_PROVIDED ENTRIES_
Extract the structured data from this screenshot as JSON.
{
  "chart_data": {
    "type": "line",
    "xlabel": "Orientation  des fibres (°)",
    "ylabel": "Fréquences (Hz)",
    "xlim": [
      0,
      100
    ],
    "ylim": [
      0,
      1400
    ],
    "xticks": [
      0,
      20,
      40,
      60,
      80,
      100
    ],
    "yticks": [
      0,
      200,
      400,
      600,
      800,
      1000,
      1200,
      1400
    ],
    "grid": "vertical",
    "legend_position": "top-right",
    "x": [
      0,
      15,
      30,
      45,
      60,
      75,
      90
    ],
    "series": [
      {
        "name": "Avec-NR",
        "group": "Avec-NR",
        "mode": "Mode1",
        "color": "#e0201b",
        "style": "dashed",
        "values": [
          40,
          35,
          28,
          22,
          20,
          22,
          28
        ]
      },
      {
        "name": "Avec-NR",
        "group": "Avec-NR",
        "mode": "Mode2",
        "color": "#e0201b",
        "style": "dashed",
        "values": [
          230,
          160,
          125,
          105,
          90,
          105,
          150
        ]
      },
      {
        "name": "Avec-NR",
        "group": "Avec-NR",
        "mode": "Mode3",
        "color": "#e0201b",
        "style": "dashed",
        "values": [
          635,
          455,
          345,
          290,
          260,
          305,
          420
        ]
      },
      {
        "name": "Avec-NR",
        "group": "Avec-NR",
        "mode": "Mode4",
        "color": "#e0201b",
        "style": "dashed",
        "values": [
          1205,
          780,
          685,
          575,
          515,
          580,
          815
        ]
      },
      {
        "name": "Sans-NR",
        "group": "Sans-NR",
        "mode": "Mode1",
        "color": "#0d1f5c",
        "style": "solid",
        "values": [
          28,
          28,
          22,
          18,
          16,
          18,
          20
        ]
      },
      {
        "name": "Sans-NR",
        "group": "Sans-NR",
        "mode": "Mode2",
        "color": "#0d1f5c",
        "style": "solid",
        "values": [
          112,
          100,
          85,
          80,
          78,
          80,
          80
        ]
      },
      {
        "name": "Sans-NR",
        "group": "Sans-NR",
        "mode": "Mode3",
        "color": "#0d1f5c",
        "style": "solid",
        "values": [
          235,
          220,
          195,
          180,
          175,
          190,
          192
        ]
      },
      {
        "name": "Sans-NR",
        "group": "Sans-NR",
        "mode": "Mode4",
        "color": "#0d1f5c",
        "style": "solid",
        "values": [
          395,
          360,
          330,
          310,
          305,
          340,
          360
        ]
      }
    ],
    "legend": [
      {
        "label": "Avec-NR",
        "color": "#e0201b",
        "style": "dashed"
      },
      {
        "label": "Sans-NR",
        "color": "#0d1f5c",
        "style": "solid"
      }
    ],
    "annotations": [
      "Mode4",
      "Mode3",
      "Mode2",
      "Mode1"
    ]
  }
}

_TASK DESCRIPTION_
Print every entry exactly as it appears.

_RESULT OF THIS EXERCISE_
Extract the structured data from this screenshot as JSON.
{
  "chart_data": {
    "type": "line",
    "xlabel": "Orientation  des fibres (°)",
    "ylabel": "Fréquences (Hz)",
    "xlim": [
      0,
      100
    ],
    "ylim": [
      0,
      1400
    ],
    "xticks": [
      0,
      20,
      40,
      60,
      80,
      100
    ],
    "yticks": [
      0,
      200,
      400,
      600,
      800,
      1000,
      1200,
      1400
    ],
    "grid": "vertical",
    "legend_position": "top-right",
    "x": [
      0,
      15,
      30,
      45,
      60,
      75,
      90
    ],
    "series": [
      {
        "name": "Avec-NR",
        "group": "Avec-NR",
        "mode": "Mode1",
        "color": "#e0201b",
        "style": "dashed",
        "values": [
          40,
          35,
          28,
          22,
          20,
          22,
          28
        ]
      },
      {
        "name": "Avec-NR",
        "group": "Avec-NR",
        "mode": "Mode2",
        "color": "#e0201b",
        "style": "dashed",
        "values": [
          230,
          160,
          125,
          105,
          90,
          105,
          150
        ]
      },
      {
        "name": "Avec-NR",
        "group": "Avec-NR",
        "mode": "Mode3",
        "color": "#e0201b",
        "style": "dashed",
        "values": [
          635,
          455,
          345,
          290,
          260,
          305,
          420
        ]
      },
      {
        "name": "Avec-NR",
        "group": "Avec-NR",
        "mode": "Mode4",
        "color": "#e0201b",
        "style": "dashed",
        "values": [
          1205,
          780,
          685,
          575,
          515,
          580,
          815
        ]
      },
      {
        "name": "Sans-NR",
        "group": "Sans-NR",
        "mode": "Mode1",
        "color": "#0d1f5c",
        "style": "solid",
        "values": [
          28,
          28,
          22,
          18,
          16,
          18,
          20
        ]
      },
      {
        "name": "Sans-NR",
        "group": "Sans-NR",
        "mode": "Mode2",
        "color": "#0d1f5c",
        "style": "solid",
        "values": [
          112,
          100,
          85,
          80,
          78,
          80,
          80
        ]
      },
      {
        "name": "Sans-NR",
        "group": "Sans-NR",
        "mode": "Mode3",
        "color": "#0d1f5c",
        "style": "solid",
        "values": [
          235,
          220,
          195,
          180,
          175,
          190,
          192
        ]
      },
      {
        "name": "Sans-NR",
        "group": "Sans-NR",
        "mode": "Mode4",
        "color": "#0d1f5c",
        "style": "solid",
        "values": [
          395,
          360,
          330,
          310,
          305,
          340,
          360
        ]
      }
    ],
    "legend": [
      {
        "label": "Avec-NR",
        "color": "#e0201b",
        "style": "dashed"
      },
      {
        "label": "Sans-NR",
        "color": "#0d1f5c",
        "style": "solid"
      }
    ],
    "annotations": [
      "Mode4",
      "Mode3",
      "Mode2",
      "Mode1"
    ]
  }
}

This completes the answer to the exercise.